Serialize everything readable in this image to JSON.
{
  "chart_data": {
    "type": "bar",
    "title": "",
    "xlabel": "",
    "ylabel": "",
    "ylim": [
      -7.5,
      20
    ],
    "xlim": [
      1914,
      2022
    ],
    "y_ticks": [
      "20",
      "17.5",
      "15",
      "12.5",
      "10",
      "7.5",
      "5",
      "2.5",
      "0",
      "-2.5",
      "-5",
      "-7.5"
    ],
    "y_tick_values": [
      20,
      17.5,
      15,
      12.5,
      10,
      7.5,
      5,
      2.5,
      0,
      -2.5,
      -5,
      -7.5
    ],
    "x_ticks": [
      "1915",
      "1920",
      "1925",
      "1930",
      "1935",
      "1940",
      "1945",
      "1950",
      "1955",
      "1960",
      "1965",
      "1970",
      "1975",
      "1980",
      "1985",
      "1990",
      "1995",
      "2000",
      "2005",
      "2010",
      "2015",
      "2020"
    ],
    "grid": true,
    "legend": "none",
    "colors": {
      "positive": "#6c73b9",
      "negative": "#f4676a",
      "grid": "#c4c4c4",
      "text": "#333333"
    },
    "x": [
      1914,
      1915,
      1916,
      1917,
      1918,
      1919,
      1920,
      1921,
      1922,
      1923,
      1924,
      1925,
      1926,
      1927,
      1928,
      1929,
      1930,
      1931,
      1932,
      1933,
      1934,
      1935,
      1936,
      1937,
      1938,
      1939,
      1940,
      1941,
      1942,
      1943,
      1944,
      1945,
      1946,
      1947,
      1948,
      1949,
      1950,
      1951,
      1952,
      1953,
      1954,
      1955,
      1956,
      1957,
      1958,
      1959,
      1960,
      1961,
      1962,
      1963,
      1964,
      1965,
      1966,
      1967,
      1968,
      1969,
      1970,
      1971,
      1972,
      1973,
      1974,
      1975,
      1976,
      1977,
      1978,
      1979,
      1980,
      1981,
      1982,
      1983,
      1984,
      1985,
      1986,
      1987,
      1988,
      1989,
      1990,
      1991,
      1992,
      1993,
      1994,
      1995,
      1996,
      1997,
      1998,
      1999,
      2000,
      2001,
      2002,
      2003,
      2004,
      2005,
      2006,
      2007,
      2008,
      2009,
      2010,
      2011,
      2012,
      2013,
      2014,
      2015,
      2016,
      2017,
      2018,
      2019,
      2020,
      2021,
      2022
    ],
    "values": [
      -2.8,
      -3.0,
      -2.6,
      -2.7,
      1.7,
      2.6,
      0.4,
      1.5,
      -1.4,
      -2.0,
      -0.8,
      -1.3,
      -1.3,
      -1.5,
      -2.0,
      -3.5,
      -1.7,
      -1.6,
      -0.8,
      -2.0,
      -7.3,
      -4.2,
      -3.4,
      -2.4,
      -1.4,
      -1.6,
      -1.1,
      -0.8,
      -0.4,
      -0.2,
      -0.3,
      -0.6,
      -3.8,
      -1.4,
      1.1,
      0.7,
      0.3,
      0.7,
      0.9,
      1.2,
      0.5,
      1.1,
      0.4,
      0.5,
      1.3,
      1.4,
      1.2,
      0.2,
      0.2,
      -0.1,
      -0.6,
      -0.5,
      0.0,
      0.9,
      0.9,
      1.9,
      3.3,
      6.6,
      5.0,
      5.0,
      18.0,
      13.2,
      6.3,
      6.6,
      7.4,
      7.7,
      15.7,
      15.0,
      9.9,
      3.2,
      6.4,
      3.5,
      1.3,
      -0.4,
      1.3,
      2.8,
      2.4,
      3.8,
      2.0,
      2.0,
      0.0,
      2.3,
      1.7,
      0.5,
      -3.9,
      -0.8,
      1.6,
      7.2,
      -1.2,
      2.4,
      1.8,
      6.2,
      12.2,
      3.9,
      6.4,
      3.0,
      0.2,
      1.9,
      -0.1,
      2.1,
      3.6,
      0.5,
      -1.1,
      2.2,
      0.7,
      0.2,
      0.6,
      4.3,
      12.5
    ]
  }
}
• • •
Write out all the entries exactly.

Serialize everything readable in this image to JSON.
{
  "chart_data": {
    "type": "bar",
    "title": "",
    "xlabel": "",
    "ylabel": "",
    "ylim": [
      -7.5,
      20
    ],
    "xlim": [
      1914,
      2022
    ],
    "y_ticks": [
      "20",
      "17.5",
      "15",
      "12.5",
      "10",
      "7.5",
      "5",
      "2.5",
      "0",
      "-2.5",
      "-5",
      "-7.5"
    ],
    "y_tick_values": [
      20,
      17.5,
      15,
      12.5,
      10,
      7.5,
      5,
      2.5,
      0,
      -2.5,
      -5,
      -7.5
    ],
    "x_ticks": [
      "1915",
      "1920",
      "1925",
      "1930",
      "1935",
      "1940",
      "1945",
      "1950",
      "1955",
      "1960",
      "1965",
      "1970",
      "1975",
      "1980",
      "1985",
      "1990",
      "1995",
      "2000",
      "2005",
      "2010",
      "2015",
      "2020"
    ],
    "grid": true,
    "legend": "none",
    "colors": {
      "positive": "#6c73b9",
      "negative": "#f4676a",
      "grid": "#c4c4c4",
      "text": "#333333"
    },
    "x": [
      1914,
      1915,
      1916,
      1917,
      1918,
      1919,
      1920,
      1921,
      1922,
      1923,
      1924,
      1925,
      1926,
      1927,
      1928,
      1929,
      1930,
      1931,
      1932,
      1933,
      1934,
      1935,
      1936,
      1937,
      1938,
      1939,
      1940,
      1941,
      1942,
      1943,
      1944,
      1945,
      1946,
      1947,
      1948,
      1949,
      1950,
      1951,
      1952,
      1953,
      1954,
      1955,
      1956,
      1957,
      1958,
      1959,
      1960,
      1961,
      1962,
      1963,
      1964,
      1965,
      1966,
      1967,
      1968,
      1969,
      1970,
      1971,
      1972,
      1973,
      1974,
      1975,
      1976,
      1977,
      1978,
      1979,
      1980,
      1981,
      1982,
      1983,
      1984,
      1985,
      1986,
      1987,
      1988,
      1989,
      1990,
      1991,
      1992,
      1993,
      1994,
      1995,
      1996,
      1997,
      1998,
      1999,
      2000,
      2001,
      2002,
      2003,
      2004,
      2005,
      2006,
      2007,
      2008,
      2009,
      2010,
      2011,
      2012,
      2013,
      2014,
      2015,
      2016,
      2017,
      2018,
      2019,
      2020,
      2021,
      2022
    ],
    "values": [
      -2.8,
      -3.0,
      -2.6,
      -2.7,
      1.7,
      2.6,
      0.4,
      1.5,
      -1.4,
      -2.0,
      -0.8,
      -1.3,
      -1.3,
      -1.5,
      -2.0,
      -3.5,
      -1.7,
      -1.6,
      -0.8,
      -2.0,
      -7.3,
      -4.2,
      -3.4,
      -2.4,
      -1.4,
      -1.6,
      -1.1,
      -0.8,
      -0.4,
      -0.2,
      -0.3,
      -0.6,
      -3.8,
      -1.4,
      1.1,
      0.7,
      0.3,
      0.7,
      0.9,
      1.2,
      0.5,
      1.1,
      0.4,
      0.5,
      1.3,
      1.4,
      1.2,
      0.2,
      0.2,
      -0.1,
      -0.6,
      -0.5,
      0.0,
      0.9,
      0.9,
      1.9,
      3.3,
      6.6,
      5.0,
      5.0,
      18.0,
      13.2,
      6.3,
      6.6,
      7.4,
      7.7,
      15.7,
      15.0,
      9.9,
      3.2,
      6.4,
      3.5,
      1.3,
      -0.4,
      1.3,
      2.8,
      2.4,
      3.8,
      2.0,
      2.0,
      0.0,
      2.3,
      1.7,
      0.5,
      -3.9,
      -0.8,
      1.6,
      7.2,
      -1.2,
      2.4,
      1.8,
      6.2,
      12.2,
      3.9,
      6.4,
      3.0,
      0.2,
      1.9,
      -0.1,
      2.1,
      3.6,
      0.5,
      -1.1,
      2.2,
      0.7,
      0.2,
      0.6,
      4.3,
      12.5
    ]
  }
}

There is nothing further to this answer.